## Set task
Pick up the forum thread of math exam answers below after its last line and continue it.

## Source document
===

Post by: dskel on August 02, 2019, 01:53:27 pm
Post by: AlphaZero on August 03, 2019, 01:06:30 pm
Not posting full working since I can't be bothered. I'll just provide answers and a few notes for the harder questions. If anyone has any questions, just ask. I did this exam really quickly, so I could've made a few errors. If I have, let me know.
Question 1a
\(\dfrac{dy}{dx}=2e^x+e^{-x}\)
Question 1b
\(f'\left(\dfrac\pi 3\right)=\dfrac{-2\pi}{3}\)
Question 2
\(\displaystyle f(x)=\frac23x^3-\frac34x^{1/3}-\frac53\)
Question 3a
\(\displaystyle \int_2^7 \frac{1}{x+\sqrt3}dx=\log_e(7+\sqrt3)-\log_e(2+\sqrt3)\quad \text{and}\quad \int_2^7 \frac{1}{x-\sqrt3}dx=\log_e(7-\sqrt3)-\log_e(2-\sqrt3)\)
Question 3b
Pretty easy proof. Write the left-hand side on a common denominator. The result follows.
Question 3c
\(\displaystyle \int_2^7 \frac{x}{x^2-3}dx=\frac12\log_e(46)\)
Question 4a
\(\text{domain}(g)=(3,\,\infty)\quad\text{and}\quad \text{range}(g)=\mathbb{R}\)
Question 4b.i
\(y=x-2\)
Question 4b.ii
Use a calculator to check your answer here. Vertical asymptote at \(x=3\). Graph of \(g\) crosses through \((4,\,2)\).
Question 5a
\(x=-1\quad\text{or}\quad x=3\)

===

(Collected data)
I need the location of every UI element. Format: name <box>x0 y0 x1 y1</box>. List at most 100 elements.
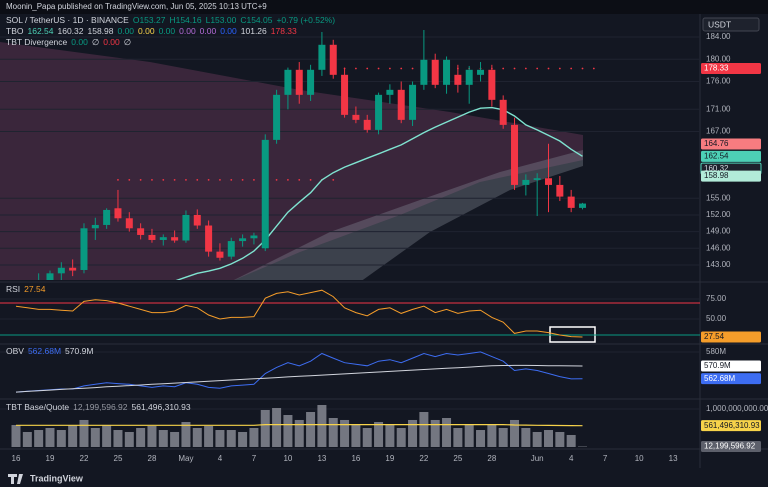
candle-body <box>329 44 337 75</box>
x-tick-label: 22 <box>80 454 89 463</box>
candle-body <box>216 251 224 258</box>
candle-body <box>284 69 292 95</box>
candle-body <box>159 237 167 240</box>
volume-bar <box>56 430 66 447</box>
indicator-name: TBT Divergence <box>6 37 68 47</box>
price-label-box <box>701 420 761 432</box>
pane-plot <box>38 30 595 280</box>
volume-bar <box>328 418 338 447</box>
level-dot <box>309 179 312 181</box>
y-tick-label: 50.00 <box>706 314 727 323</box>
level-dot <box>275 179 278 181</box>
price-label-box <box>701 150 761 162</box>
x-tick-label: 22 <box>419 454 428 463</box>
volume-bar <box>476 430 486 447</box>
currency-box[interactable] <box>702 17 760 32</box>
resistance-dot <box>411 67 414 70</box>
indicator-line <box>15 351 583 393</box>
resistance-dot <box>547 67 550 70</box>
level-dot <box>117 179 119 181</box>
indicator-value: 0.00 <box>103 37 120 47</box>
volume-bar <box>408 419 418 447</box>
level-dot <box>219 179 221 181</box>
candle-body <box>545 178 553 185</box>
volume-bar <box>272 408 282 447</box>
candle-body <box>477 69 485 75</box>
level-dot <box>230 179 233 181</box>
volume-bar <box>102 424 112 447</box>
volume-bar <box>11 424 21 447</box>
candle-body <box>46 273 54 280</box>
volume-bar <box>45 427 55 447</box>
volume-bar <box>317 405 327 447</box>
volume-bar <box>68 424 78 447</box>
price-label-box <box>701 138 761 150</box>
x-tick-label: 28 <box>148 454 157 463</box>
indicator-value: 0.00 <box>200 26 217 36</box>
indicator-line <box>15 364 583 393</box>
volume-bar <box>136 427 146 447</box>
volume-bar <box>362 427 372 447</box>
volume-bar <box>396 427 406 447</box>
indicator-line <box>15 289 583 338</box>
brand-logo <box>8 474 23 484</box>
x-tick-label: 16 <box>12 454 21 463</box>
x-tick-label: 16 <box>351 454 360 463</box>
x-tick-label: 4 <box>569 454 574 463</box>
candle-body <box>193 214 201 226</box>
resistance-dot <box>536 67 539 70</box>
level-dot <box>196 179 199 181</box>
y-tick-label: 149.00 <box>706 227 731 236</box>
candle-body <box>182 214 190 241</box>
x-tick-label: Jun <box>531 454 544 463</box>
legend-row: TBO 162.54 160.32 158.98 0.00 0.00 0.00 0.00 0.0… <box>6 26 297 36</box>
volume-bar <box>544 430 554 447</box>
price-label: 164.76 <box>704 139 729 148</box>
price-label: 158.98 <box>704 171 729 180</box>
candle-body <box>499 99 507 125</box>
level-dot <box>253 179 255 181</box>
pane-title: TBT Base/Quote <box>6 402 69 412</box>
resistance-dot <box>366 67 369 70</box>
price-label: 160.32 <box>704 164 729 173</box>
ohlc-value: +0.79 (+0.52%) <box>276 15 335 25</box>
candle-body <box>431 59 439 85</box>
price-label-box <box>701 63 761 75</box>
x-tick-label: 13 <box>317 454 326 463</box>
symbol: SOL / TetherUS · 1D · BINANCE <box>6 15 129 25</box>
resistance-dot <box>570 67 573 70</box>
candle-body <box>148 234 156 240</box>
volume-bar <box>306 411 316 447</box>
volume-bar <box>555 431 565 447</box>
indicator-line <box>16 424 583 427</box>
ohlc-value: C154.05 <box>240 15 272 25</box>
pane-value: 27.54 <box>24 284 46 294</box>
currency: USDT <box>708 19 731 29</box>
candle-body <box>488 69 496 100</box>
legend-row: SOL / TetherUS · 1D · BINANCE O153.27 H154… <box>6 15 335 25</box>
legend-row: TBT Divergence 0.00 ∅ 0.00 ∅ <box>6 37 132 47</box>
candle-body <box>522 179 530 185</box>
resistance-dot <box>377 67 380 70</box>
volume-bar <box>226 430 236 447</box>
volume-bar <box>204 425 214 447</box>
pane-value: 561,496,310.93 <box>132 402 191 412</box>
price-label: 178.33 <box>704 64 729 73</box>
candle-body <box>205 225 213 252</box>
price-axis: 1,000,000,000.00 561,496,310.93 12,199,596… <box>701 404 768 453</box>
candle-body <box>318 44 326 70</box>
y-tick-label: 184.00 <box>706 32 731 41</box>
candle-body <box>261 139 269 249</box>
x-tick-label: 13 <box>669 454 678 463</box>
y-tick-label: 171.00 <box>706 104 731 113</box>
candle-body <box>409 84 417 120</box>
volume-bar <box>238 431 248 447</box>
pane-plot <box>15 351 583 393</box>
level-dot <box>298 179 301 181</box>
resistance-dot <box>592 67 595 70</box>
indicator-value: 162.54 <box>27 26 53 36</box>
volume-bar <box>147 425 157 447</box>
pane-grid <box>0 298 700 320</box>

===

## Response
Question 5b
\(\displaystyle h^{-1}(x)=\frac12(x+2)^2-\frac32,\quad \text{domain}(h^{-1})=[-2,\,\infty)\)
Question 6a
\(\Pr(\text{event})=\dfrac12\)
Question 6b
\(\text{90% CI}:\ \left(\dfrac{29}{60},\ \dfrac{17}{20}\right)\)
Question 7a
Evaluating \(\displaystyle \int_0^a \!\Big(\sin(\pi x)-\sin(a\pi)\Big)dx\) gives the required result.
Question 7b
\(A\) is strictly increasing from the diagram, so \(A(1)\leq A(a)\leq A\left(\dfrac32\right)\implies \dfrac2\pi\leq A(a)\leq \dfrac1\pi+\dfrac32\).
Question 7c.i
\(A_2=\displaystyle \int_0^{4/3}2\left(\sin(\pi x)+\dfrac{\sqrt{3}}{2}\right)dx=2\int_0^{4/3}\!\left(\sin(\pi x)-\sin\left(\dfrac{4\pi}{3}\right)\right)dx=2\,A\left(\dfrac43\right)\)
Question 7c.ii
\(A_2=\dfrac3\pi +\dfrac{4\sqrt{3}}{3}\)
Question 8a
\(W\sim\text{Bi}\left(50,\ \dfrac16\right)\implies\Pr(W=k)=\displaystyle \binom{50}{k}\left(\dfrac16\right)^k\left(\dfrac56\right)^{50-k}\)
Question 8b
\begin{align*}\frac{\Pr(W=k+1)}{\Pr(W=k)}&=\frac{\displaystyle\binom{50}{k+1}\left(\dfrac16\right)^{k+1}\left(\dfrac56\right)^{49-k}}{\displaystyle\binom{50}{k}\left(\dfrac16\right)^k\left(\dfrac56\right)^{50-k}} \\ &=\frac{50!}{(k+1)!(49-k)!}\times\frac{k!(50-k!)}{50!}\times \frac16\times \frac65\\ &=\frac{50-k}{5(k+1)}\end{align*} \(\text{Note}:\ \ \dfrac{(n+1)!}{n!}=n+1,\ \ \ n\in\mathbb{N}\)
Question 8c
Comparing the result in Q8b to \(1\), we have \[\frac{50-k}{5(k+1)}=1\implies k=7.5,\] and so we try \(k=7\) and \(k=8:\)\[\frac{\Pr(W=8)}{\Pr(W=7)}=\frac{43}{40}\geq 1\implies \Pr(W=7)<\Pr(W=8)\\ \frac{\Pr(W=9)}{\Pr(W=8)}=\frac{42}{45}\leq 1\implies \Pr(W=8)>\Pr(W=9)\] Thus, \(\Pr(W=k)\) is maximum for \(k=8\).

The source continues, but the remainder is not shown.